======== Data provided

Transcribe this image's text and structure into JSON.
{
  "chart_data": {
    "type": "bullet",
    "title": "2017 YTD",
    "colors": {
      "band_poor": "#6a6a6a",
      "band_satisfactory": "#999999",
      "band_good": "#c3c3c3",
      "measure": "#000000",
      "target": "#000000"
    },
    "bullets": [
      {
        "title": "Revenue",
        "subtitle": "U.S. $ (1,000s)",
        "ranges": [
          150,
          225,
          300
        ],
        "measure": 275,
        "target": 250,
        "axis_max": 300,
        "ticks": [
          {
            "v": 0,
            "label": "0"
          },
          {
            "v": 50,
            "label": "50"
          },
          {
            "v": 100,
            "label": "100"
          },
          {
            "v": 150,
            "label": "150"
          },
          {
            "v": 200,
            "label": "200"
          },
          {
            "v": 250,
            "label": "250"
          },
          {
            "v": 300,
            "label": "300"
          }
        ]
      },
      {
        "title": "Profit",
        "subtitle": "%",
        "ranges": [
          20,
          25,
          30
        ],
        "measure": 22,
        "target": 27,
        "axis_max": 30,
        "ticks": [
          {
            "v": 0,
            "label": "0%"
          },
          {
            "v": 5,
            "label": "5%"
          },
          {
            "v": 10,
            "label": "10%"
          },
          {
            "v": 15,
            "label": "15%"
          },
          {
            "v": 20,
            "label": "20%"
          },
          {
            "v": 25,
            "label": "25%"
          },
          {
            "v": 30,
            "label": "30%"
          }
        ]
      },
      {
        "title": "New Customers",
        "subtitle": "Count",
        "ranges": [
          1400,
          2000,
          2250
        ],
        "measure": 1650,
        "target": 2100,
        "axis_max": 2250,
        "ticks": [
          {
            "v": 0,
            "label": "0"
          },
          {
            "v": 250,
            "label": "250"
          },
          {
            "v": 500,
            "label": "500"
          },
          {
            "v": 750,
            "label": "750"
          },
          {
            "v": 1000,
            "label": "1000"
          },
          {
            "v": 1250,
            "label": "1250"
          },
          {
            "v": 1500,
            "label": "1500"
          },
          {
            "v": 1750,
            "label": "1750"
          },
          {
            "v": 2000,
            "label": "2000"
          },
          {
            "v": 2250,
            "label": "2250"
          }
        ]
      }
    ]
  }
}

================

Search the records for the string "target" and return every line in which it occurs.

● Exercise response:
      "target": "#000000"
        "target": 250,
        "target": 27,
        "target": 2100,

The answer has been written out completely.